## Stored data

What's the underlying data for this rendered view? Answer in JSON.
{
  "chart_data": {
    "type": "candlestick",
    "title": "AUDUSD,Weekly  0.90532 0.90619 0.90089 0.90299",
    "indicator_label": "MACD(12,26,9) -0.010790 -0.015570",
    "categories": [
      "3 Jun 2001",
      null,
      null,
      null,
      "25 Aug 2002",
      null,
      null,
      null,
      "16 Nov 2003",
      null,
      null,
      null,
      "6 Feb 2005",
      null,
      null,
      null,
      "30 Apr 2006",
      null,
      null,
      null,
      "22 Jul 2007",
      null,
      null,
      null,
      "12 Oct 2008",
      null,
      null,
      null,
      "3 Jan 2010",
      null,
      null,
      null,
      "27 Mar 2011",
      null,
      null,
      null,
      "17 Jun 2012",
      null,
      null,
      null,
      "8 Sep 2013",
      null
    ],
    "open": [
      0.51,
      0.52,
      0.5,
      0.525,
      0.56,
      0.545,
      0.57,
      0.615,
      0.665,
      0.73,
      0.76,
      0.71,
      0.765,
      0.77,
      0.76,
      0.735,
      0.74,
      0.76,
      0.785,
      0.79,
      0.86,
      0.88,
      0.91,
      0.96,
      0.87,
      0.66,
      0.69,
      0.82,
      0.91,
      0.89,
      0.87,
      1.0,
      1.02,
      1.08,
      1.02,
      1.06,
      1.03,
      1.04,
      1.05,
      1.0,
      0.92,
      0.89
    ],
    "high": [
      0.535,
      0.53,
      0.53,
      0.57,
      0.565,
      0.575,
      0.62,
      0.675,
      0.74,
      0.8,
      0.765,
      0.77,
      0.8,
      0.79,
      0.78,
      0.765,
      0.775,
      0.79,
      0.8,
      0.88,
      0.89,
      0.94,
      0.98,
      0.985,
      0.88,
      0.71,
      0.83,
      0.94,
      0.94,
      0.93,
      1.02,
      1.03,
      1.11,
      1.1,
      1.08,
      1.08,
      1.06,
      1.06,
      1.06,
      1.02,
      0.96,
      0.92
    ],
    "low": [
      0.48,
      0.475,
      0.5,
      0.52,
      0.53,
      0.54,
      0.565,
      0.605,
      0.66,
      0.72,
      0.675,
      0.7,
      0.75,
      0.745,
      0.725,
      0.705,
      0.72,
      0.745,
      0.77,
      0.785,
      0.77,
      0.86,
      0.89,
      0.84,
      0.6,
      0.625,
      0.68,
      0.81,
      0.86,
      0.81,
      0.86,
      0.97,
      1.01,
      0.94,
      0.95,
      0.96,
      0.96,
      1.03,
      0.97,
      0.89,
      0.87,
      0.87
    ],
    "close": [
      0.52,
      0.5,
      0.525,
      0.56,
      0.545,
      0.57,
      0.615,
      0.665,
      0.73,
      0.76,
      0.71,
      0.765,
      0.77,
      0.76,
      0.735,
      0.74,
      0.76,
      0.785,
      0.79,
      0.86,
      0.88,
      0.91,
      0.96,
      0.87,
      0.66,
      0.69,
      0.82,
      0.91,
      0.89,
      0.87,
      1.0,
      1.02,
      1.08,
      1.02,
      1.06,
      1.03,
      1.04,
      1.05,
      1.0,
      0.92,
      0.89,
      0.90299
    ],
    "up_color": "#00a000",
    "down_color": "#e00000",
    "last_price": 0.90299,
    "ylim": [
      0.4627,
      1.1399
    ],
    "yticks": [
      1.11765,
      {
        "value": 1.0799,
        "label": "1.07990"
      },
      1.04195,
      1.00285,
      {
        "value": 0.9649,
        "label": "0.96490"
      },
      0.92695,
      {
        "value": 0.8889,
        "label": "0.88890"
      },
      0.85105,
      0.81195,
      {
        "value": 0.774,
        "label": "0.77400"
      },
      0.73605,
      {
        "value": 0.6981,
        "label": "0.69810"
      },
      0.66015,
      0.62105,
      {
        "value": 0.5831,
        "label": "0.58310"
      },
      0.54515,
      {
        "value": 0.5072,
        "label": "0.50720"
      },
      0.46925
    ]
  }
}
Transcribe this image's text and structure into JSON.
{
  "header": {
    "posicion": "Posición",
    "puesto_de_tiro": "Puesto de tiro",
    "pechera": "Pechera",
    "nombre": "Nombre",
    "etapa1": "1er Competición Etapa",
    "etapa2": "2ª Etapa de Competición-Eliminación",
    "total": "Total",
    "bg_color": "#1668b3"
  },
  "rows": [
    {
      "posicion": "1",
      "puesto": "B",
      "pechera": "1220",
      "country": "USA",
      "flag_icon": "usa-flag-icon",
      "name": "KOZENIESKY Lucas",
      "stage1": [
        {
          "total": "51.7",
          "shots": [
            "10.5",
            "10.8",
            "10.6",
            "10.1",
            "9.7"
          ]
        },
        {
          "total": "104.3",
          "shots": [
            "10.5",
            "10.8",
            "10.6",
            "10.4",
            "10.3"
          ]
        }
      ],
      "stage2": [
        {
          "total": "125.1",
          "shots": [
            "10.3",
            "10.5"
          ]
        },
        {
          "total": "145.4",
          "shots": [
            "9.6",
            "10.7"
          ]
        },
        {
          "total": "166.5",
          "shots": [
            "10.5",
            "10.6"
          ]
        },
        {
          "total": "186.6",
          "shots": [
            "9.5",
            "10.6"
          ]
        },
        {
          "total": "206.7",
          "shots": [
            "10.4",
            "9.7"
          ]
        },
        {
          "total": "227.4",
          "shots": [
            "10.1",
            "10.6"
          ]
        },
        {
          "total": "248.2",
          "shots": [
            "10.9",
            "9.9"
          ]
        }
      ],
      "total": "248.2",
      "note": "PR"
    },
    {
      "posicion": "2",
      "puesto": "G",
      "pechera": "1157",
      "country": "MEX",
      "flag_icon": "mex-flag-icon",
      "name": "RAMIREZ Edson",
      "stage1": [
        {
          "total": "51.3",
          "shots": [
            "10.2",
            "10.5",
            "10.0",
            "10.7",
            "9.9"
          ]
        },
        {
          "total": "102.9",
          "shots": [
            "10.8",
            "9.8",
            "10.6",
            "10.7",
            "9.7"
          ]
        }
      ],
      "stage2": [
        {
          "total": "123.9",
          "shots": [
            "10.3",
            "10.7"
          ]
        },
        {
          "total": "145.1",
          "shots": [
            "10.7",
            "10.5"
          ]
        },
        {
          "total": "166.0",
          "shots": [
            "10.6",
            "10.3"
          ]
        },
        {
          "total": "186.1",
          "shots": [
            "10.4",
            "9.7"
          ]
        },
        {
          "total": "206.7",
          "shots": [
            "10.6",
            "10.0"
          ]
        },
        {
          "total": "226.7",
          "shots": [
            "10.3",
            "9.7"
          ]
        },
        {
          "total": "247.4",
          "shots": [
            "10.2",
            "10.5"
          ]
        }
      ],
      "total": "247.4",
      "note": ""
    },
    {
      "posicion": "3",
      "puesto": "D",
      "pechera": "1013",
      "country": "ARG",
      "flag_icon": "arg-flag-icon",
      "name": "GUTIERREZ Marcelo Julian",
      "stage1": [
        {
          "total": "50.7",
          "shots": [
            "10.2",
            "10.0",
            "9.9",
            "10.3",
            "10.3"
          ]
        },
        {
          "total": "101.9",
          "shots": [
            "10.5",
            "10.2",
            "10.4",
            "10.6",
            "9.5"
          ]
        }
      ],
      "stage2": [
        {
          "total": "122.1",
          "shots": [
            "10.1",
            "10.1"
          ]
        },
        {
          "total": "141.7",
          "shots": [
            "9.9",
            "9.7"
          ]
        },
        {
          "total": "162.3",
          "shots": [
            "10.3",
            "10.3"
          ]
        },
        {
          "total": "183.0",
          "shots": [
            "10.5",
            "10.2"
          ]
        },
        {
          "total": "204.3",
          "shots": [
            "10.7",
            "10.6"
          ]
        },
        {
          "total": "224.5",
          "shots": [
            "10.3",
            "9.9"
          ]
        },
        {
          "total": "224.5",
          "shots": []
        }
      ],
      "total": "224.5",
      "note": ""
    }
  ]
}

## Exercise directions
Copy out every line from the records that has the word "name".

## Task result
      "name": "KOZENIESKY Lucas",
      "name": "RAMIREZ Edson",
      "name": "GUTIERREZ Marcelo Julian",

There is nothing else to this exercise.